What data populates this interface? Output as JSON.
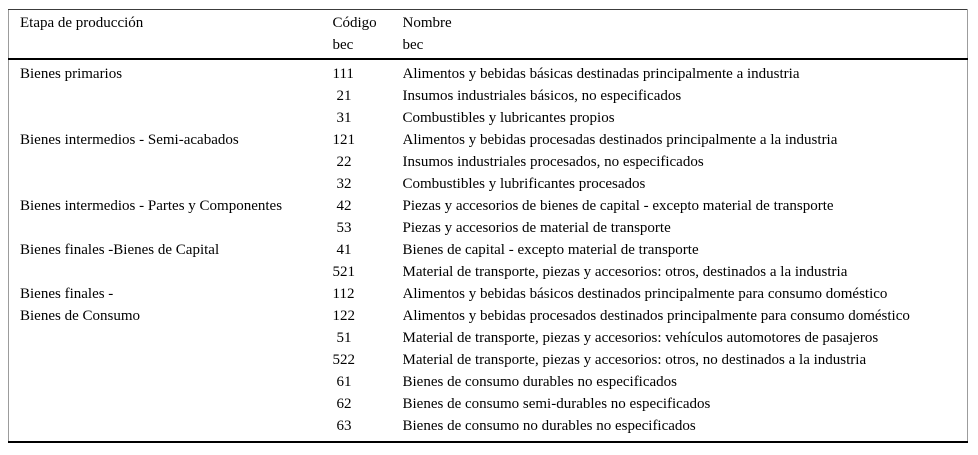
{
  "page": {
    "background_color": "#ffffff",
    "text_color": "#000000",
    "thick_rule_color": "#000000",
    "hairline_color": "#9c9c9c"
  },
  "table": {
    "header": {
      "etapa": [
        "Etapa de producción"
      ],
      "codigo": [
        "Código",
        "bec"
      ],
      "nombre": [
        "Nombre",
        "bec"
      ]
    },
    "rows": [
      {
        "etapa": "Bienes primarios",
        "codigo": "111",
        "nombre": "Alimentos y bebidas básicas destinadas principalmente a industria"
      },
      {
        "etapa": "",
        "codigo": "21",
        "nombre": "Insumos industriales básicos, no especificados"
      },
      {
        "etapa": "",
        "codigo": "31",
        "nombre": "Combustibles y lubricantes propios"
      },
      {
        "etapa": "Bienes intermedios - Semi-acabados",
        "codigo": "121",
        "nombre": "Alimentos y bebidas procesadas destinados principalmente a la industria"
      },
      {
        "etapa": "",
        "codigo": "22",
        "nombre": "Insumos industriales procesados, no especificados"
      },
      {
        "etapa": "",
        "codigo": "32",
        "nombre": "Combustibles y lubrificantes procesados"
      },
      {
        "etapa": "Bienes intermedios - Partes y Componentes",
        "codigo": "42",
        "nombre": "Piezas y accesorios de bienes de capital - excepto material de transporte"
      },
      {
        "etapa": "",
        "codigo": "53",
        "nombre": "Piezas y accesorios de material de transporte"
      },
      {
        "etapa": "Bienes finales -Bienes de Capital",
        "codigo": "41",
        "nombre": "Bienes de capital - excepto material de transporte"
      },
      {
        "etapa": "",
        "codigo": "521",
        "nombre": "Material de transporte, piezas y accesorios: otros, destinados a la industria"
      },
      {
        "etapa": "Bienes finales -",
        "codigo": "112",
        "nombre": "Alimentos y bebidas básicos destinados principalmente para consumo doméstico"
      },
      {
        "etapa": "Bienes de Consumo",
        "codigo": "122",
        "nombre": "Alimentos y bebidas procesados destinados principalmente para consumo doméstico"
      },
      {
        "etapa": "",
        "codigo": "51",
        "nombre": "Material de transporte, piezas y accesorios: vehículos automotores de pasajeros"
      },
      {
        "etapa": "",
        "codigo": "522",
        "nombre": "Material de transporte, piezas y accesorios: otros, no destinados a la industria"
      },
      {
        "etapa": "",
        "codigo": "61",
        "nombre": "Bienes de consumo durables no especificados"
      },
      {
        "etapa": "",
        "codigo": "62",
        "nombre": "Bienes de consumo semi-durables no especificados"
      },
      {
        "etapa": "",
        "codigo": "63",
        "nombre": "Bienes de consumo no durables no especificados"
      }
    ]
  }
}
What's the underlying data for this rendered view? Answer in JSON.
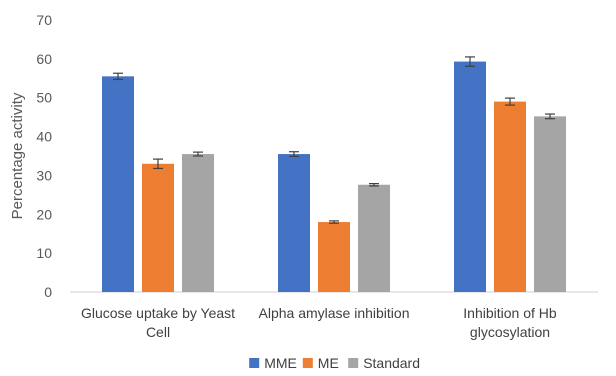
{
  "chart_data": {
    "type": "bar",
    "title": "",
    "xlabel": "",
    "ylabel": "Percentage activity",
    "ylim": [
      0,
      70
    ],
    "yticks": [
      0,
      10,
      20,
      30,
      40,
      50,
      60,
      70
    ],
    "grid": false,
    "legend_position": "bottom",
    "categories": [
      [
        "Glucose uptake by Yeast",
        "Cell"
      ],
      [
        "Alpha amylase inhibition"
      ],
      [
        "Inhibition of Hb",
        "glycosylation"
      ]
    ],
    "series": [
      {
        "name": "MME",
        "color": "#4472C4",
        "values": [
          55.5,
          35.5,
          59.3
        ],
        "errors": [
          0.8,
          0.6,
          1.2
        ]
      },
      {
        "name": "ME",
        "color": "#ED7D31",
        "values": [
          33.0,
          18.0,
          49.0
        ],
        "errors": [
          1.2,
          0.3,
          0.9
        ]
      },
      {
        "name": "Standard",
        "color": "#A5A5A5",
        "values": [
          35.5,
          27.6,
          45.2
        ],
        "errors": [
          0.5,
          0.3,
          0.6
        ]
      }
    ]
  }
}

****

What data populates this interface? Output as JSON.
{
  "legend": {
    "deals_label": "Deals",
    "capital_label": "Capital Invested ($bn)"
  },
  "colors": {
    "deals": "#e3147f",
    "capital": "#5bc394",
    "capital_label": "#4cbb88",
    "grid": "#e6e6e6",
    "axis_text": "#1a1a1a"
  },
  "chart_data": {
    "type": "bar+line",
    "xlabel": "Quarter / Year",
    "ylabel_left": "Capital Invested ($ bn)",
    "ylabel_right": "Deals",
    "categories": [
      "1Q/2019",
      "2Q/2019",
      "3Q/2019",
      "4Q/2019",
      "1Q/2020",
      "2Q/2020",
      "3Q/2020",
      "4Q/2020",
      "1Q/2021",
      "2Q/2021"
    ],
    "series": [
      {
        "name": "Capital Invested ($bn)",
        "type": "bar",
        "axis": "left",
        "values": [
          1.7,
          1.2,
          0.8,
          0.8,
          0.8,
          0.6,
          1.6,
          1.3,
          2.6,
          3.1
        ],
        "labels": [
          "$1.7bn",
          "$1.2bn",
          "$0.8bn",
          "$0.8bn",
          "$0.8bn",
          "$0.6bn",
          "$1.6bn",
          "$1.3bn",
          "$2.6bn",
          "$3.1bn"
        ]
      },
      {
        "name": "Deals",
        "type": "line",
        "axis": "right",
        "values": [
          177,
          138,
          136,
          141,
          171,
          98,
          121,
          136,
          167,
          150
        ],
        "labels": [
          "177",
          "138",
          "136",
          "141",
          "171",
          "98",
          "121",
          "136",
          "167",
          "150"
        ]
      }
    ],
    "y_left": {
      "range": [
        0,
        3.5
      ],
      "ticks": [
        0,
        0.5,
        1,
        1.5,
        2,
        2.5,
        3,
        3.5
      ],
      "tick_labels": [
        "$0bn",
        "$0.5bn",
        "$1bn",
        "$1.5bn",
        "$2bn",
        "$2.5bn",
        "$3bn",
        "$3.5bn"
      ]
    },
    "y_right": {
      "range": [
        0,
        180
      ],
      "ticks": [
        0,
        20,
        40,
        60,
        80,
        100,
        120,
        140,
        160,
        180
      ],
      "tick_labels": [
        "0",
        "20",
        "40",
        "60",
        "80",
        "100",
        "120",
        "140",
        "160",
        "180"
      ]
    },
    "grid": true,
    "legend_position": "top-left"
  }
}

****

Filter the listing above by the word "Insumos"; copy each line that passes.

Exercise result:
        "nombre": "Insumos industriales básicos, no especificados"
        "nombre": "Insumos industriales procesados, no especificados"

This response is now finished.